• WHAT YOU SHOULD DO: Collect all lines below with the string "image".

• SUPPLIED ENTRIES:
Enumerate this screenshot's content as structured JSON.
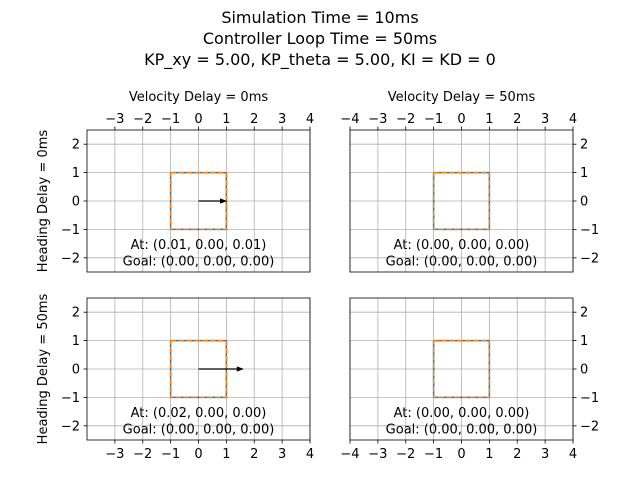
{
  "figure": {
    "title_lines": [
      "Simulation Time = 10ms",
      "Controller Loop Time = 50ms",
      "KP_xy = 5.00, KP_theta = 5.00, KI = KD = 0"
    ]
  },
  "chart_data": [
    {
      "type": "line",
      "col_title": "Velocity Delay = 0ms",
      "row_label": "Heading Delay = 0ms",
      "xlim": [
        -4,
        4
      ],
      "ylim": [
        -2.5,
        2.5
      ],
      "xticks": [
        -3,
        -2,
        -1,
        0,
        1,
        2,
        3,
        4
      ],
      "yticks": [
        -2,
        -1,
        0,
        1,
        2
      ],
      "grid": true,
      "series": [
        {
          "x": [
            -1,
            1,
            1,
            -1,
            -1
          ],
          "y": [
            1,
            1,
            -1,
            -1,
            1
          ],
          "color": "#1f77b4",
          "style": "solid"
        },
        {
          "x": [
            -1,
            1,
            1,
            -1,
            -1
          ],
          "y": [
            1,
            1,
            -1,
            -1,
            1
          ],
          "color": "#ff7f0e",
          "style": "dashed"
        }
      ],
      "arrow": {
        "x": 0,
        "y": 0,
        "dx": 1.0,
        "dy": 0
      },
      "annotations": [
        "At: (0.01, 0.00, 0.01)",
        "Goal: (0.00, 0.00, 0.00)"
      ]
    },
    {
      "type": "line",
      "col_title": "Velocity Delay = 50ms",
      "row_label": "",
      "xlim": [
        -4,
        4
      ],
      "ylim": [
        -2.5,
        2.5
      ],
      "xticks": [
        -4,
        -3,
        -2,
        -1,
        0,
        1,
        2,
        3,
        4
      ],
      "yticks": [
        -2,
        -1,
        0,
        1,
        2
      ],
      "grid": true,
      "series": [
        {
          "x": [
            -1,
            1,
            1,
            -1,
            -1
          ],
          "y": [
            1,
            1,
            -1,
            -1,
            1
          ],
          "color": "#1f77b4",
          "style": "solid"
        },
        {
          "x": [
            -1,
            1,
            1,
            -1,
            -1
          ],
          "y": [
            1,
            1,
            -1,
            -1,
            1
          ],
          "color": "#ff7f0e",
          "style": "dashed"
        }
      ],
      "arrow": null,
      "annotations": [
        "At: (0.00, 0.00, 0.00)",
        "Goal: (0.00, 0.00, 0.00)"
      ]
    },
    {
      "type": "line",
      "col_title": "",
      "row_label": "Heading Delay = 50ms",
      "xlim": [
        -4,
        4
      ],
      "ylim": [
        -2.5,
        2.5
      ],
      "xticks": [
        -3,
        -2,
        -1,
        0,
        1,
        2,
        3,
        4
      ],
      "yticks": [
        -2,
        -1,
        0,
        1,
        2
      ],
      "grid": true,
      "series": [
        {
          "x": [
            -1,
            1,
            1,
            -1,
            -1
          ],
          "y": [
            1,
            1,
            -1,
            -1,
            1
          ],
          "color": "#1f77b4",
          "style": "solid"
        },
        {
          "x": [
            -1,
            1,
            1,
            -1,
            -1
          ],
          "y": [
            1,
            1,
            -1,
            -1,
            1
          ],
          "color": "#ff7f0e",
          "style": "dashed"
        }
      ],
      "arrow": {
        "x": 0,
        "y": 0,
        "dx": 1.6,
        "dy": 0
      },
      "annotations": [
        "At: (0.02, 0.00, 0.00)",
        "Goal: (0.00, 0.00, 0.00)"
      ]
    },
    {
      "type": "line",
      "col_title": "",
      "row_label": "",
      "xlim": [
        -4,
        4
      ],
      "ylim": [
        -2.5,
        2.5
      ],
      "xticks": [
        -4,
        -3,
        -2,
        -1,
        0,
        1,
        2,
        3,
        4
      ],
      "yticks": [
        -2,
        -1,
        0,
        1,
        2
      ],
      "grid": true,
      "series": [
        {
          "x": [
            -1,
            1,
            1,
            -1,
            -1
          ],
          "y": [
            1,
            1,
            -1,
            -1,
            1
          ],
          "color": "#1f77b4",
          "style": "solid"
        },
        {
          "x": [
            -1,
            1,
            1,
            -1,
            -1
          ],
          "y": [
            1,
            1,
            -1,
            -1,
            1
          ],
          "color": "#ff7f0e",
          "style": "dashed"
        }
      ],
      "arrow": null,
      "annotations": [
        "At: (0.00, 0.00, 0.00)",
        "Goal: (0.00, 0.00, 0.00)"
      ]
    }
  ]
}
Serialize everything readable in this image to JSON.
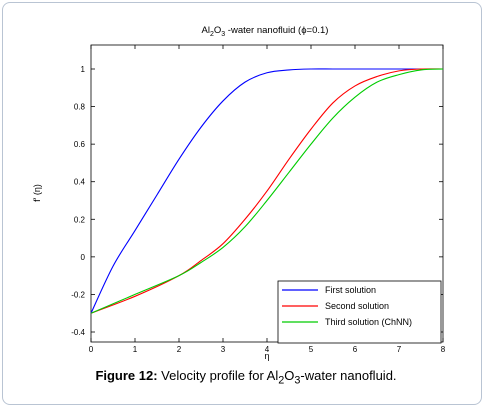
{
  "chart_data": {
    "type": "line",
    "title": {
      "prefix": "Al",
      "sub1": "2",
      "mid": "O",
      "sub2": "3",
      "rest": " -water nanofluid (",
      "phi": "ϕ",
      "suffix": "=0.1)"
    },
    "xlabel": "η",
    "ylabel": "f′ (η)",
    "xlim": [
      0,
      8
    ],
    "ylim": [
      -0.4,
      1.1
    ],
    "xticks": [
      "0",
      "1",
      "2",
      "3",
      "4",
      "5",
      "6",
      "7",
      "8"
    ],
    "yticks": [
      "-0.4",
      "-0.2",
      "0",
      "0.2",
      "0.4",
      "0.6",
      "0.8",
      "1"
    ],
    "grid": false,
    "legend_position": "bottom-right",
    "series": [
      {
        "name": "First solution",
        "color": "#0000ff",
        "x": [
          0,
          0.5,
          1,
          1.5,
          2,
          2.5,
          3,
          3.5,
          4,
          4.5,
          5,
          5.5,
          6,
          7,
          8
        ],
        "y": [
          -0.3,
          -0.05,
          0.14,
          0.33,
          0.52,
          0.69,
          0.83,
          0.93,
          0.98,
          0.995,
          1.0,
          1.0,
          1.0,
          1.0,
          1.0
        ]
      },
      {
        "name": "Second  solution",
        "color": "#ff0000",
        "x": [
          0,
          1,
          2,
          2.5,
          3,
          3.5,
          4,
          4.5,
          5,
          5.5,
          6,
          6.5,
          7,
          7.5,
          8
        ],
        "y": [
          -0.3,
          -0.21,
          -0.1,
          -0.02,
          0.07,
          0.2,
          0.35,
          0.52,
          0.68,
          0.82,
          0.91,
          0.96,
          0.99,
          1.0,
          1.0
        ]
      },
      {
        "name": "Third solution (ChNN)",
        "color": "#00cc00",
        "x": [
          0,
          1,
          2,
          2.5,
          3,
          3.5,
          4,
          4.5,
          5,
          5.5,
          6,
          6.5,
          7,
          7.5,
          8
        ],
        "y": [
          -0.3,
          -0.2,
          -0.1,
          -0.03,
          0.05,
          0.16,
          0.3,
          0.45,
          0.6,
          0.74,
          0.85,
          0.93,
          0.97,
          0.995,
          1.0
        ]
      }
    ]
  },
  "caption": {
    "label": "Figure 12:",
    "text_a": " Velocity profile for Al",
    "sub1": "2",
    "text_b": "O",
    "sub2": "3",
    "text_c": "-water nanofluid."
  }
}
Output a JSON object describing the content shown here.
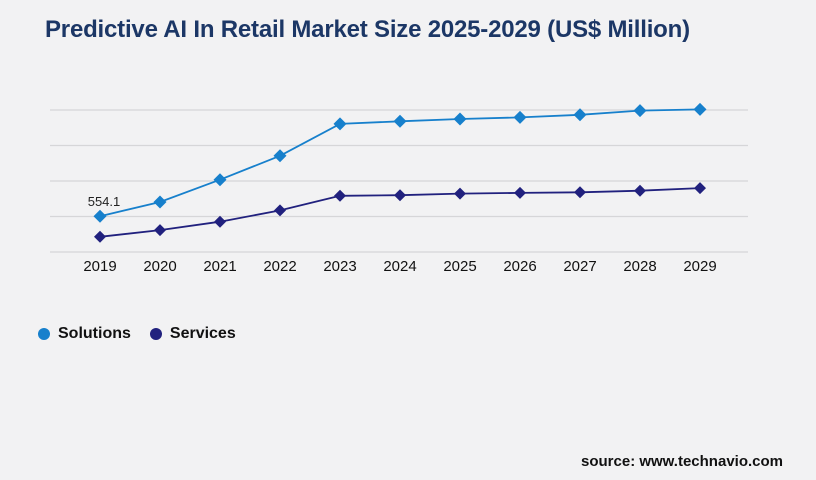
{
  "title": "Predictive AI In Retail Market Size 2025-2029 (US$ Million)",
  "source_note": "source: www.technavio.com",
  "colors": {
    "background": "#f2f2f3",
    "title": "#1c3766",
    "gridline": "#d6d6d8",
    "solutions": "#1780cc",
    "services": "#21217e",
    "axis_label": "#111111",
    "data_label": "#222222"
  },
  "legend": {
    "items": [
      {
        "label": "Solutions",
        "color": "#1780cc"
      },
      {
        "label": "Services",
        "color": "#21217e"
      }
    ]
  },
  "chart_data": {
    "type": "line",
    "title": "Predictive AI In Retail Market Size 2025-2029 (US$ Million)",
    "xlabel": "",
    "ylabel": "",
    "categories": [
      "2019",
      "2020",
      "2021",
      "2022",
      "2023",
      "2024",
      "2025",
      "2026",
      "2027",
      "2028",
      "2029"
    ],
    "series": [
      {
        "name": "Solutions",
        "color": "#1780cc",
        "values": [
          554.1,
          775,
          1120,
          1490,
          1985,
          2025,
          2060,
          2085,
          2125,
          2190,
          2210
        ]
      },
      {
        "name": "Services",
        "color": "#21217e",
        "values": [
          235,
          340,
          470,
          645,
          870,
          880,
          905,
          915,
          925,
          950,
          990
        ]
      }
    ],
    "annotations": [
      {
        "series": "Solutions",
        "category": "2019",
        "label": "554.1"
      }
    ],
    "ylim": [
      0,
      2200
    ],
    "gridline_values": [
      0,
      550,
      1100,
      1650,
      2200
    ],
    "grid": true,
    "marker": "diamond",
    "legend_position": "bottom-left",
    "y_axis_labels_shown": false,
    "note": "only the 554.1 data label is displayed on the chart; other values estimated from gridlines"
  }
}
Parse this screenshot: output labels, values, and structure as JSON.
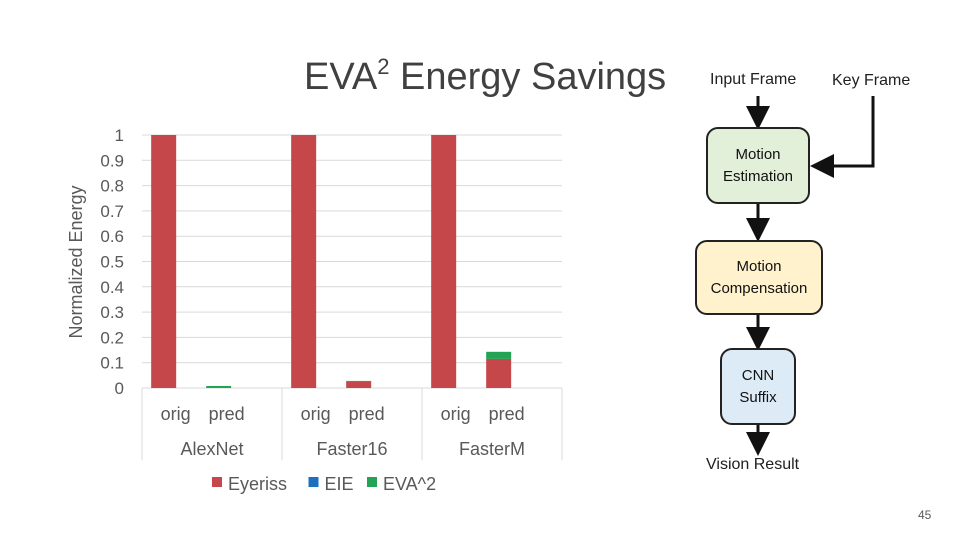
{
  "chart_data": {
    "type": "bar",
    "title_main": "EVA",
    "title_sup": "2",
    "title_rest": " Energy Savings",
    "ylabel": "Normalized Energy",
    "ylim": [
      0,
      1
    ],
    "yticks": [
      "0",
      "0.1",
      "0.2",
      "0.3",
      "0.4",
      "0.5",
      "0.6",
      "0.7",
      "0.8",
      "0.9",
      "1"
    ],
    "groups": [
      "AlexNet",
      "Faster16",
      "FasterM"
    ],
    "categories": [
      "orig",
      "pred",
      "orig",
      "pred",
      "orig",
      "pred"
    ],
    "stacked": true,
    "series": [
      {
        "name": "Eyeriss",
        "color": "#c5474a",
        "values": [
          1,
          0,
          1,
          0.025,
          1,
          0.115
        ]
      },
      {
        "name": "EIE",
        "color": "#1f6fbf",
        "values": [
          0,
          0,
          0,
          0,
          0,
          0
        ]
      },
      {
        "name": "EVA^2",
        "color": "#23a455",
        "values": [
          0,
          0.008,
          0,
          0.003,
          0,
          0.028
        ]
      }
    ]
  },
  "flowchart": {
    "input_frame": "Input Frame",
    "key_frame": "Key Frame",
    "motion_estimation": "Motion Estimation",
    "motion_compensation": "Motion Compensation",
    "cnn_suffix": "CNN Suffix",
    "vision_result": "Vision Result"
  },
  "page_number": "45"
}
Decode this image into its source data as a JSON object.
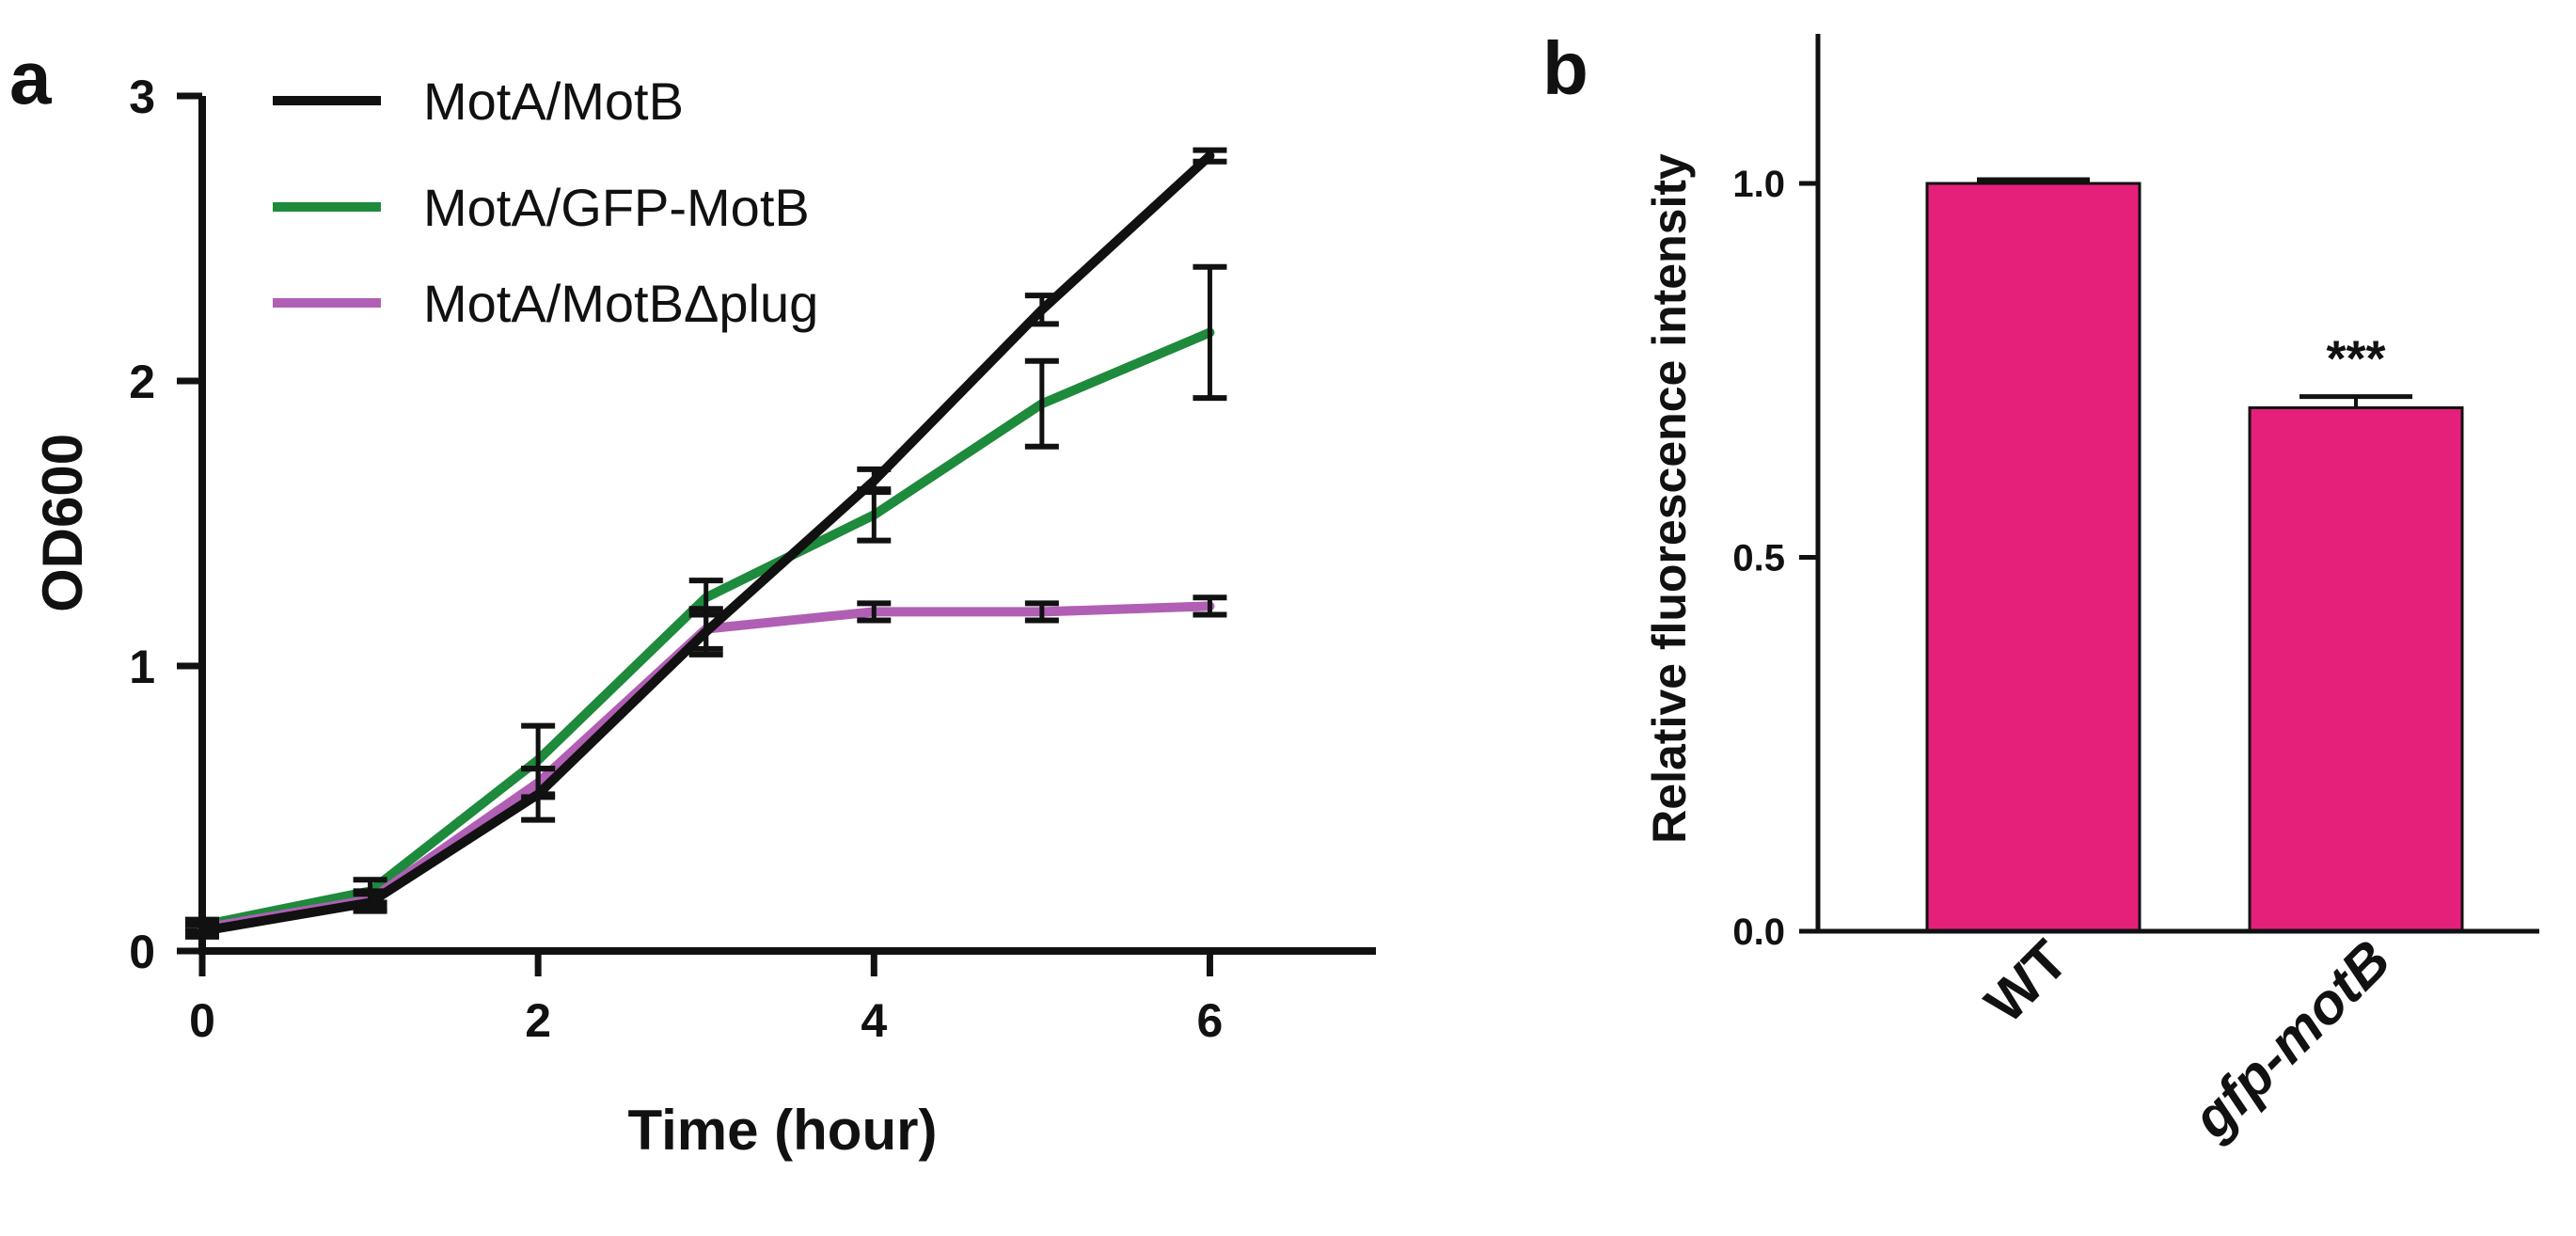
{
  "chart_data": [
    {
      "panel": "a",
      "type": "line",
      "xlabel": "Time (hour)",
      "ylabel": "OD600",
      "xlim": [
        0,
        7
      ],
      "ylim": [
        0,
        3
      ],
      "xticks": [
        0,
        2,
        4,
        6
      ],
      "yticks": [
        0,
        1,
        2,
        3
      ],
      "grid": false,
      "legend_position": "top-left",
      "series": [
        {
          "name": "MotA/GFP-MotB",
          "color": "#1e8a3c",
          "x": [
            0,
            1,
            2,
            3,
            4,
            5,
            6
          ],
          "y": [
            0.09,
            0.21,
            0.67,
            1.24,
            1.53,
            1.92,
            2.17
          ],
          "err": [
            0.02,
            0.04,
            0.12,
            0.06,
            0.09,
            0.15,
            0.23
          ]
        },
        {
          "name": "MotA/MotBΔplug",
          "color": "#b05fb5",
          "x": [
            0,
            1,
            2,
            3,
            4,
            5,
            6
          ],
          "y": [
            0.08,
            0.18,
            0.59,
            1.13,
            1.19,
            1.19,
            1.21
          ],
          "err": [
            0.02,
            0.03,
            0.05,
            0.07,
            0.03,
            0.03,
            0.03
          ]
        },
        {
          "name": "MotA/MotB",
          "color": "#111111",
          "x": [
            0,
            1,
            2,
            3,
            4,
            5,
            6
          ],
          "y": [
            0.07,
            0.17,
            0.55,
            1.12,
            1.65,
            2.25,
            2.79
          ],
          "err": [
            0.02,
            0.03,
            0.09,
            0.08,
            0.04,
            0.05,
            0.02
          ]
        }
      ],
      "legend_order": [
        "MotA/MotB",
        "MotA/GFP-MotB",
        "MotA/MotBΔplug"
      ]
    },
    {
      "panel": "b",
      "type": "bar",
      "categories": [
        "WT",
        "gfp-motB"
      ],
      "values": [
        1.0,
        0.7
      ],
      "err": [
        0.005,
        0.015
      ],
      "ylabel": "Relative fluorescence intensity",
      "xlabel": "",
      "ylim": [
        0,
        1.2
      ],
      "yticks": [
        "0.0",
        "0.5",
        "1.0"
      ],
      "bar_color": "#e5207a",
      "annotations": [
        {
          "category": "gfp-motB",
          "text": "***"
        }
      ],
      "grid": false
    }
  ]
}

• OUTPUT BELOW:
Serialize everything readable in this image to JSON.
Decode this image into its source data as a JSON object.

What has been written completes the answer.